**EXERCISE PROMPT:**
Collect the lines of the entries where "Management" shows up.

**MATERIAL PROVIDED:**

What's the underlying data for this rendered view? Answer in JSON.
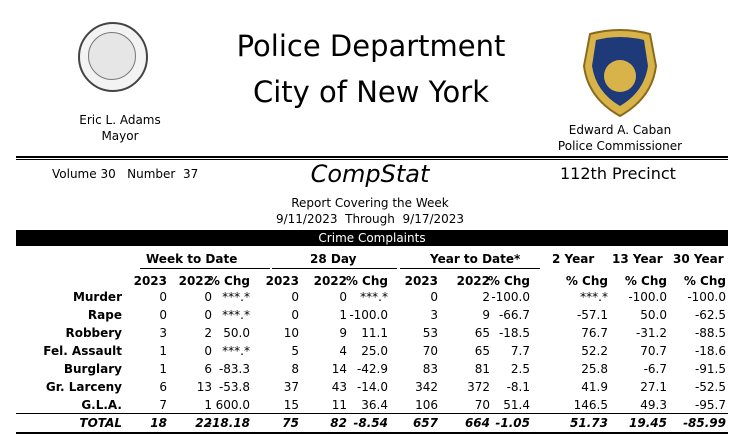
{
  "header": {
    "title_line1": "Police Department",
    "title_line2": "City of New York",
    "mayor_name": "Eric L. Adams",
    "mayor_title": "Mayor",
    "commissioner_name": "Edward A. Caban",
    "commissioner_title": "Police Commissioner"
  },
  "report": {
    "volume": "Volume 30   Number  37",
    "name": "CompStat",
    "precinct": "112th Precinct",
    "covering": "Report Covering the Week",
    "dates": "9/11/2023  Through  9/17/2023",
    "section": "Crime Complaints"
  },
  "table": {
    "groups": [
      "Week to Date",
      "28 Day",
      "Year to Date*",
      "2 Year",
      "13 Year",
      "30 Year"
    ],
    "subheaders": [
      "2023",
      "2022",
      "% Chg",
      "2023",
      "2022",
      "% Chg",
      "2023",
      "2022",
      "% Chg",
      "% Chg",
      "% Chg",
      "% Chg"
    ],
    "rows": [
      {
        "label": "Murder",
        "values": [
          "0",
          "0",
          "***.*",
          "0",
          "0",
          "***.*",
          "0",
          "2",
          "-100.0",
          "***.*",
          "-100.0",
          "-100.0"
        ]
      },
      {
        "label": "Rape",
        "values": [
          "0",
          "0",
          "***.*",
          "0",
          "1",
          "-100.0",
          "3",
          "9",
          "-66.7",
          "-57.1",
          "50.0",
          "-62.5"
        ]
      },
      {
        "label": "Robbery",
        "values": [
          "3",
          "2",
          "50.0",
          "10",
          "9",
          "11.1",
          "53",
          "65",
          "-18.5",
          "76.7",
          "-31.2",
          "-88.5"
        ]
      },
      {
        "label": "Fel. Assault",
        "values": [
          "1",
          "0",
          "***.*",
          "5",
          "4",
          "25.0",
          "70",
          "65",
          "7.7",
          "52.2",
          "70.7",
          "-18.6"
        ]
      },
      {
        "label": "Burglary",
        "values": [
          "1",
          "6",
          "-83.3",
          "8",
          "14",
          "-42.9",
          "83",
          "81",
          "2.5",
          "25.8",
          "-6.7",
          "-91.5"
        ]
      },
      {
        "label": "Gr. Larceny",
        "values": [
          "6",
          "13",
          "-53.8",
          "37",
          "43",
          "-14.0",
          "342",
          "372",
          "-8.1",
          "41.9",
          "27.1",
          "-52.5"
        ]
      },
      {
        "label": "G.L.A.",
        "values": [
          "7",
          "1",
          "600.0",
          "15",
          "11",
          "36.4",
          "106",
          "70",
          "51.4",
          "146.5",
          "49.3",
          "-95.7"
        ]
      }
    ],
    "total": {
      "label": "TOTAL",
      "values": [
        "18",
        "22",
        "-18.18",
        "75",
        "82",
        "-8.54",
        "657",
        "664",
        "-1.05",
        "51.73",
        "19.45",
        "-85.99"
      ]
    }
  }
}
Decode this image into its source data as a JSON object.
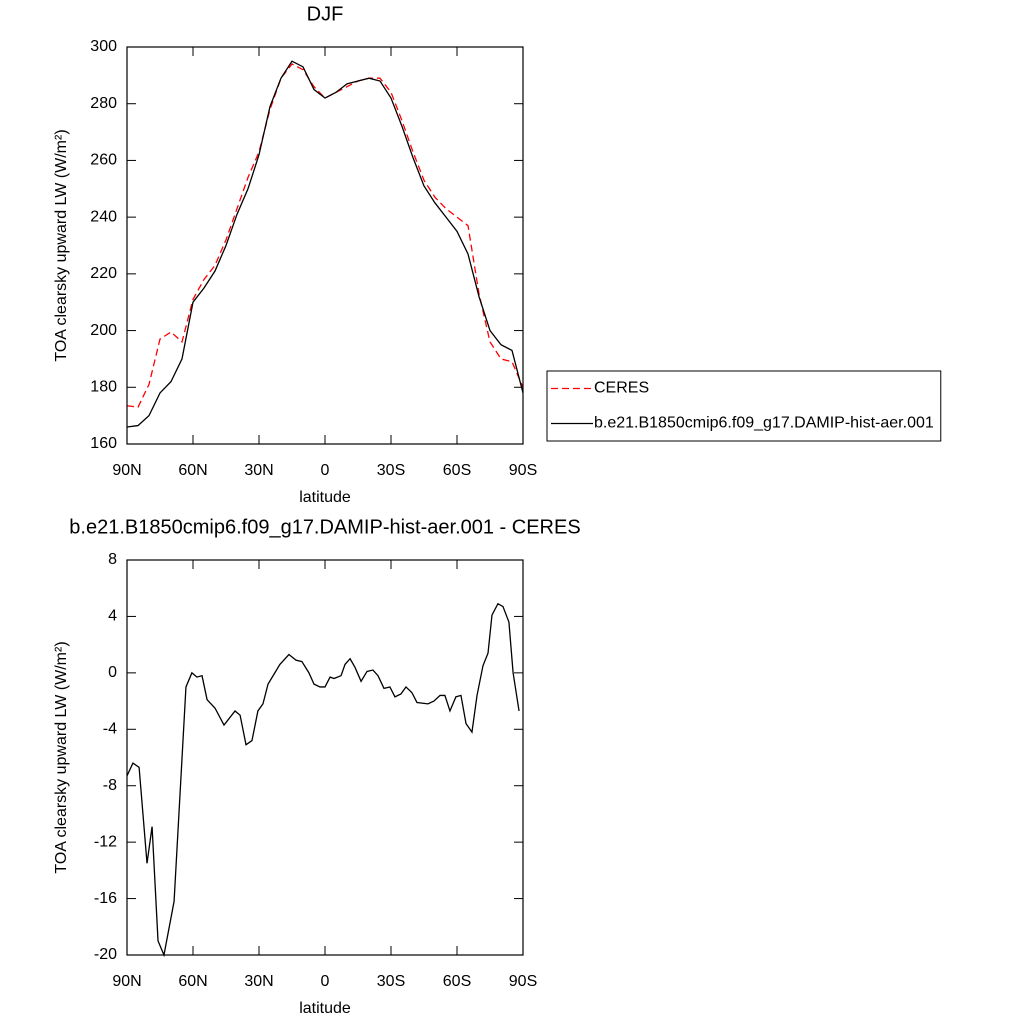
{
  "chart_data": [
    {
      "type": "line",
      "title": "DJF",
      "xlabel": "latitude",
      "ylabel": "TOA clearsky upward LW (W/m²)",
      "x": [
        90,
        85,
        80,
        75,
        70,
        65,
        60,
        55,
        50,
        45,
        40,
        35,
        30,
        25,
        20,
        15,
        10,
        5,
        0,
        -5,
        -10,
        -15,
        -20,
        -25,
        -30,
        -35,
        -40,
        -45,
        -50,
        -55,
        -60,
        -65,
        -70,
        -75,
        -80,
        -85,
        -90
      ],
      "series": [
        {
          "name": "CERES",
          "color": "#ff0000",
          "linestyle": "dashed",
          "values": [
            173.5,
            173,
            181,
            197,
            199.5,
            196,
            211,
            218,
            223,
            232,
            243,
            254,
            263,
            278,
            289,
            294,
            292,
            286,
            282,
            284,
            286,
            288,
            289,
            289,
            284,
            274,
            263,
            253,
            247,
            243,
            240,
            237,
            213,
            196,
            190,
            189,
            180
          ]
        },
        {
          "name": "b.e21.B1850cmip6.f09_g17.DAMIP-hist-aer.001",
          "color": "#000000",
          "linestyle": "solid",
          "values": [
            166,
            166.5,
            170,
            178,
            182,
            190,
            210,
            215,
            221,
            230,
            241,
            250,
            262,
            279,
            289,
            295,
            293,
            285,
            282,
            284,
            287,
            288,
            289,
            288,
            282,
            272,
            261,
            251,
            245,
            240,
            235,
            227,
            212,
            200,
            195,
            193,
            178
          ]
        }
      ],
      "xlim": [
        90,
        -90
      ],
      "xticks": [
        {
          "value": 90,
          "label": "90N"
        },
        {
          "value": 60,
          "label": "60N"
        },
        {
          "value": 30,
          "label": "30N"
        },
        0,
        {
          "value": -30,
          "label": "30S"
        },
        {
          "value": -60,
          "label": "60S"
        },
        {
          "value": -90,
          "label": "90S"
        }
      ],
      "ylim": [
        160,
        300
      ],
      "yticks": [
        160,
        180,
        200,
        220,
        240,
        260,
        280,
        300
      ],
      "legend": "right"
    },
    {
      "type": "line",
      "title": "b.e21.B1850cmip6.f09_g17.DAMIP-hist-aer.001 - CERES",
      "xlabel": "latitude",
      "ylabel": "TOA clearsky upward LW (W/m²)",
      "x": [
        90,
        87.3,
        84.5,
        80.9,
        78.6,
        75.9,
        73.2,
        68.6,
        63.2,
        60.5,
        58.2,
        55.9,
        53.6,
        50,
        45.9,
        40.9,
        38.6,
        35.9,
        33.2,
        30.5,
        28.2,
        25.9,
        20.5,
        16.4,
        13.2,
        10.5,
        7.3,
        5,
        2.3,
        0,
        -2.3,
        -4.1,
        -7.3,
        -9.1,
        -11.4,
        -13.6,
        -16.4,
        -19.1,
        -21.8,
        -24.1,
        -26.8,
        -29.5,
        -31.8,
        -34.5,
        -36.8,
        -39.5,
        -41.8,
        -46.8,
        -49.5,
        -52.3,
        -54.5,
        -56.8,
        -59.5,
        -61.8,
        -64.1,
        -66.8,
        -69.1,
        -71.8,
        -74.1,
        -75.9,
        -78.6,
        -80.9,
        -83.6,
        -85.5,
        -88.2
      ],
      "color": "#000000",
      "values": [
        -7.3,
        -6.4,
        -6.7,
        -13.5,
        -10.9,
        -19,
        -20,
        -16.2,
        -1,
        0,
        -0.3,
        -0.2,
        -1.9,
        -2.5,
        -3.7,
        -2.7,
        -3,
        -5.1,
        -4.8,
        -2.7,
        -2.2,
        -0.8,
        0.6,
        1.3,
        0.9,
        0.8,
        0,
        -0.8,
        -1,
        -1,
        -0.3,
        -0.4,
        -0.2,
        0.6,
        1,
        0.4,
        -0.6,
        0.1,
        0.2,
        -0.2,
        -1.1,
        -1,
        -1.7,
        -1.5,
        -1,
        -1.4,
        -2.1,
        -2.2,
        -2,
        -1.6,
        -1.6,
        -2.7,
        -1.7,
        -1.6,
        -3.6,
        -4.2,
        -1.6,
        0.5,
        1.4,
        4.1,
        4.9,
        4.7,
        3.6,
        0,
        -2.7
      ],
      "xlim": [
        90,
        -90
      ],
      "xticks": [
        {
          "value": 90,
          "label": "90N"
        },
        {
          "value": 60,
          "label": "60N"
        },
        {
          "value": 30,
          "label": "30N"
        },
        0,
        {
          "value": -30,
          "label": "30S"
        },
        {
          "value": -60,
          "label": "60S"
        },
        {
          "value": -90,
          "label": "90S"
        }
      ],
      "ylim": [
        -20,
        8
      ],
      "yticks": [
        -20,
        -16,
        -12,
        -8,
        -4,
        0,
        4,
        8
      ]
    }
  ]
}
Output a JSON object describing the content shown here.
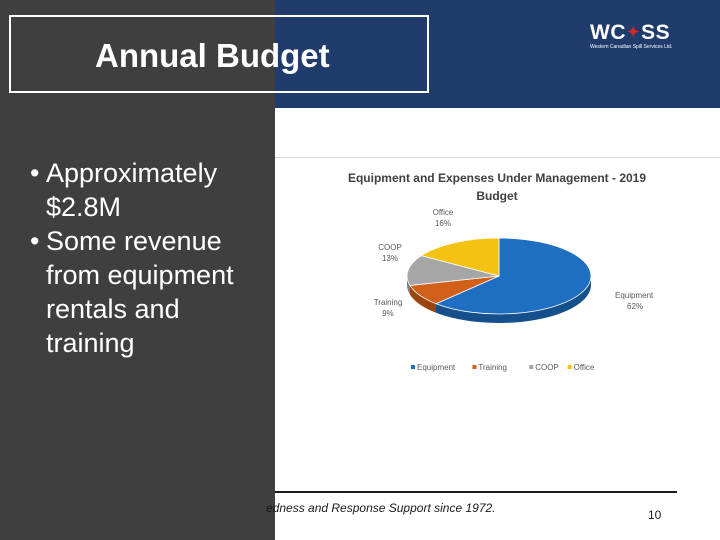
{
  "slide": {
    "title": "Annual Budget",
    "bullets": [
      "Approximately $2.8M",
      "Some revenue from equipment rentals and training"
    ],
    "bullet_glyph": "•",
    "footer_text": "edness and Response Support since 1972.",
    "page_number": "10"
  },
  "logo": {
    "text_left": "WC",
    "text_right": "SS",
    "leaf_icon": "maple-leaf-icon",
    "subtitle": "Western Canadian Spill Services Ltd."
  },
  "colors": {
    "header_blue": "#1f3c6d",
    "panel_gray": "#3f3f3f",
    "equipment": "#1e6fc2",
    "training": "#d2601a",
    "coop": "#a6a6a6",
    "office": "#f3c212"
  },
  "chart_data": {
    "type": "pie",
    "title": "Equipment and Expenses Under Management - 2019 Budget",
    "title_line1": "Equipment and Expenses Under Management - 2019",
    "title_line2": "Budget",
    "slices": [
      {
        "name": "Equipment",
        "value": 62,
        "label": "62%"
      },
      {
        "name": "Training",
        "value": 9,
        "label": "9%"
      },
      {
        "name": "COOP",
        "value": 13,
        "label": "13%"
      },
      {
        "name": "Office",
        "value": 16,
        "label": "16%"
      }
    ],
    "legend": [
      "Equipment",
      "Training",
      "COOP",
      "Office"
    ],
    "legend_position": "bottom"
  }
}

**ANSWER:**
    "title": "Equipment and Expenses Under Management - 2019 Budget",
    "title_line1": "Equipment and Expenses Under Management - 2019",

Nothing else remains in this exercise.